STATED EXERCISE: Print the whole listing exactly.

┄┄┄┄┄┄

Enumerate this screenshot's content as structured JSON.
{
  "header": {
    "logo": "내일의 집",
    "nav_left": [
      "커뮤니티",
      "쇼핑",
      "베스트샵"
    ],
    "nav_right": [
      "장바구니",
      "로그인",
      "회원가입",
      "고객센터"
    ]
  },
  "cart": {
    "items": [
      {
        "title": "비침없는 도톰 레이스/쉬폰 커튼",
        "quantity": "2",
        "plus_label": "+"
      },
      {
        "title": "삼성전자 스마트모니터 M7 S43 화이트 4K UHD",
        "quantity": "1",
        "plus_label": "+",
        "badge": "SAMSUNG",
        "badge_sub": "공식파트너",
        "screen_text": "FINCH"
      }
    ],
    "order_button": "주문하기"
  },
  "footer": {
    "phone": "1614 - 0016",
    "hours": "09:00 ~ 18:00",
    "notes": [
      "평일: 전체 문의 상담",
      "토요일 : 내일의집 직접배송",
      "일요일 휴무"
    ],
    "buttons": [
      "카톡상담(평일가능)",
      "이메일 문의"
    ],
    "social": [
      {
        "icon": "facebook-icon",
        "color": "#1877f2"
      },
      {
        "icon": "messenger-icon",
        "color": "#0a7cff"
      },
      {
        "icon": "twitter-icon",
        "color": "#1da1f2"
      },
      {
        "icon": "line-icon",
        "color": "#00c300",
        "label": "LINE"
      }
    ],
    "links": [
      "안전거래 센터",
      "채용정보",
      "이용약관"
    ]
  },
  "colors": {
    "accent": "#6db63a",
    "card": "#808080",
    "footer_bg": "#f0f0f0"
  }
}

┄┄┄┄┄┄

SOLUTION TO THIS EXERCISE:
Enumerate this screenshot's content as structured JSON.
{
  "header": {
    "logo": "내일의 집",
    "nav_left": [
      "커뮤니티",
      "쇼핑",
      "베스트샵"
    ],
    "nav_right": [
      "장바구니",
      "로그인",
      "회원가입",
      "고객센터"
    ]
  },
  "cart": {
    "items": [
      {
        "title": "비침없는 도톰 레이스/쉬폰 커튼",
        "quantity": "2",
        "plus_label": "+"
      },
      {
        "title": "삼성전자 스마트모니터 M7 S43 화이트 4K UHD",
        "quantity": "1",
        "plus_label": "+",
        "badge": "SAMSUNG",
        "badge_sub": "공식파트너",
        "screen_text": "FINCH"
      }
    ],
    "order_button": "주문하기"
  },
  "footer": {
    "phone": "1614 - 0016",
    "hours": "09:00 ~ 18:00",
    "notes": [
      "평일: 전체 문의 상담",
      "토요일 : 내일의집 직접배송",
      "일요일 휴무"
    ],
    "buttons": [
      "카톡상담(평일가능)",
      "이메일 문의"
    ],
    "social": [
      {
        "icon": "facebook-icon",
        "color": "#1877f2"
      },
      {
        "icon": "messenger-icon",
        "color": "#0a7cff"
      },
      {
        "icon": "twitter-icon",
        "color": "#1da1f2"
      },
      {
        "icon": "line-icon",
        "color": "#00c300",
        "label": "LINE"
      }
    ],
    "links": [
      "안전거래 센터",
      "채용정보",
      "이용약관"
    ]
  },
  "colors": {
    "accent": "#6db63a",
    "card": "#808080",
    "footer_bg": "#f0f0f0"
  }
}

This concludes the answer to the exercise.